In your copy, repeat the records exactly and leave out the pictures.

The input:
========================

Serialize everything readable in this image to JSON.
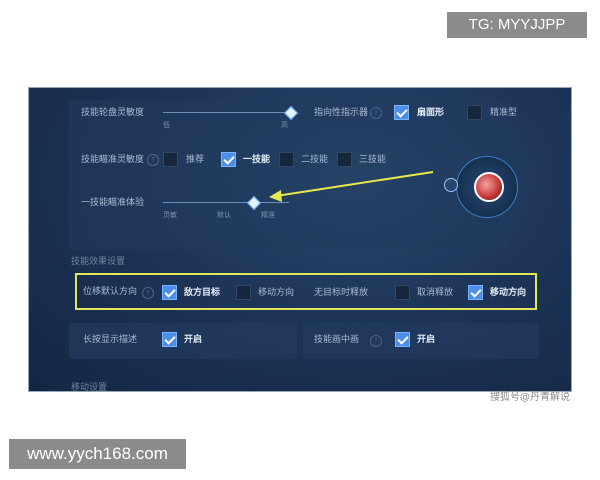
{
  "watermarks": {
    "top": "TG: MYYJJPP",
    "bottom": "www.yych168.com",
    "credit": "搜狐号@丹青解说"
  },
  "settings": {
    "row1": {
      "label": "技能轮盘灵敏度",
      "slider_low": "低",
      "slider_high": "高",
      "slider_level": 1.0,
      "indicator_label": "指向性指示器",
      "opt1": "扇面形",
      "opt2": "精准型"
    },
    "row2": {
      "label": "技能瞄准灵敏度",
      "options": [
        "推荐",
        "一技能",
        "二技能",
        "三技能"
      ]
    },
    "row3": {
      "label": "一技能瞄准体验",
      "slider_labels": [
        "灵敏",
        "默认",
        "精准"
      ],
      "slider_level": 0.7
    },
    "section_title": "技能效果设置",
    "highlight_row": {
      "label": "位移默认方向",
      "opt1": "敌方目标",
      "opt2": "移动方向",
      "label2": "无目标时释放",
      "opt3": "取消释放",
      "opt4": "移动方向"
    },
    "row5": {
      "label": "长按显示描述",
      "option": "开启",
      "label2": "技能画中画",
      "option2": "开启"
    },
    "bottom_section": "移动设置"
  },
  "colors": {
    "accent": "#4d8ee6",
    "highlight": "#e3e65a",
    "arrow": "#e6e84d"
  }
}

========================

Finished exercise:
Serialize everything readable in this image to JSON.
{
  "watermarks": {
    "top": "TG: MYYJJPP",
    "bottom": "www.yych168.com",
    "credit": "搜狐号@丹青解说"
  },
  "settings": {
    "row1": {
      "label": "技能轮盘灵敏度",
      "slider_low": "低",
      "slider_high": "高",
      "slider_level": 1.0,
      "indicator_label": "指向性指示器",
      "opt1": "扇面形",
      "opt2": "精准型"
    },
    "row2": {
      "label": "技能瞄准灵敏度",
      "options": [
        "推荐",
        "一技能",
        "二技能",
        "三技能"
      ]
    },
    "row3": {
      "label": "一技能瞄准体验",
      "slider_labels": [
        "灵敏",
        "默认",
        "精准"
      ],
      "slider_level": 0.7
    },
    "section_title": "技能效果设置",
    "highlight_row": {
      "label": "位移默认方向",
      "opt1": "敌方目标",
      "opt2": "移动方向",
      "label2": "无目标时释放",
      "opt3": "取消释放",
      "opt4": "移动方向"
    },
    "row5": {
      "label": "长按显示描述",
      "option": "开启",
      "label2": "技能画中画",
      "option2": "开启"
    },
    "bottom_section": "移动设置"
  },
  "colors": {
    "accent": "#4d8ee6",
    "highlight": "#e3e65a",
    "arrow": "#e6e84d"
  }
}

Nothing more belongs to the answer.